### [ENTRIES]
☆ ☆ ☆ ☆
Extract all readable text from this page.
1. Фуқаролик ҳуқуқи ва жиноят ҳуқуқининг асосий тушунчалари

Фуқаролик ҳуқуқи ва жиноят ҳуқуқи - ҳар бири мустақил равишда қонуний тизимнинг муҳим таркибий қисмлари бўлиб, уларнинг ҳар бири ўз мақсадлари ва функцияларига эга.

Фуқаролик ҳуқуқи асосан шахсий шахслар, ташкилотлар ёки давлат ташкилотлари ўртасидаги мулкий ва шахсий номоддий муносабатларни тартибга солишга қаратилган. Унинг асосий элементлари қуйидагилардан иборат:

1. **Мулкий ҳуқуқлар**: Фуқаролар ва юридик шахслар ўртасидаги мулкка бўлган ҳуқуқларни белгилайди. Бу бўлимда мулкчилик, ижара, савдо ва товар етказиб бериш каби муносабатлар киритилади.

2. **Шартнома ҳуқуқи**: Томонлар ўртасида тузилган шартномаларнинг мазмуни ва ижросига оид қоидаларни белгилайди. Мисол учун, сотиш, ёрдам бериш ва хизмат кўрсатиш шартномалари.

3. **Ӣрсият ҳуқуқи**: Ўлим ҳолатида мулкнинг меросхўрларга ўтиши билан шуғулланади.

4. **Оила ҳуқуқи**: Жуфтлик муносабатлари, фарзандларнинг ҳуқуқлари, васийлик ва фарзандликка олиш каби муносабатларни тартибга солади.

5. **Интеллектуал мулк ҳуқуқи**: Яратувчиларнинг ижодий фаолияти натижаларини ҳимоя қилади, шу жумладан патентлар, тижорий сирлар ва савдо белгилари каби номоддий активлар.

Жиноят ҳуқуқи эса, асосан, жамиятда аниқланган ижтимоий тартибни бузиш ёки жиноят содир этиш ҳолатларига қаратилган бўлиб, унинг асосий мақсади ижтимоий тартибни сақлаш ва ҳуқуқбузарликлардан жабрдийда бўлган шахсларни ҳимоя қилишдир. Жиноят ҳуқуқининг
☆ ☆ ☆ ☆
### [WHAT THE EXERCISE ASKS]
Take every line from the records above that has the word "бўлиб" and copy it.

### [ANSWER FOR THIS EXERCISE]
Фуқаролик ҳуқуқи ва жиноят ҳуқуқи - ҳар бири мустақил равишда қонуний тизимнинг муҳим таркибий қисмлари бўлиб, уларнинг ҳар бири ўз мақсадлари ва функцияларига эга.
Жиноят ҳуқуқи эса, асосан, жамиятда аниқланган ижтимоий тартибни бузиш ёки жиноят содир этиш ҳолатларига қаратилган бўлиб, унинг асосий мақсади ижтимоий тартибни сақлаш ва ҳуқуқбузарликлардан жабрдийда бўлган шахсларни ҳимоя қилишдир. Жиноят ҳуқуқининг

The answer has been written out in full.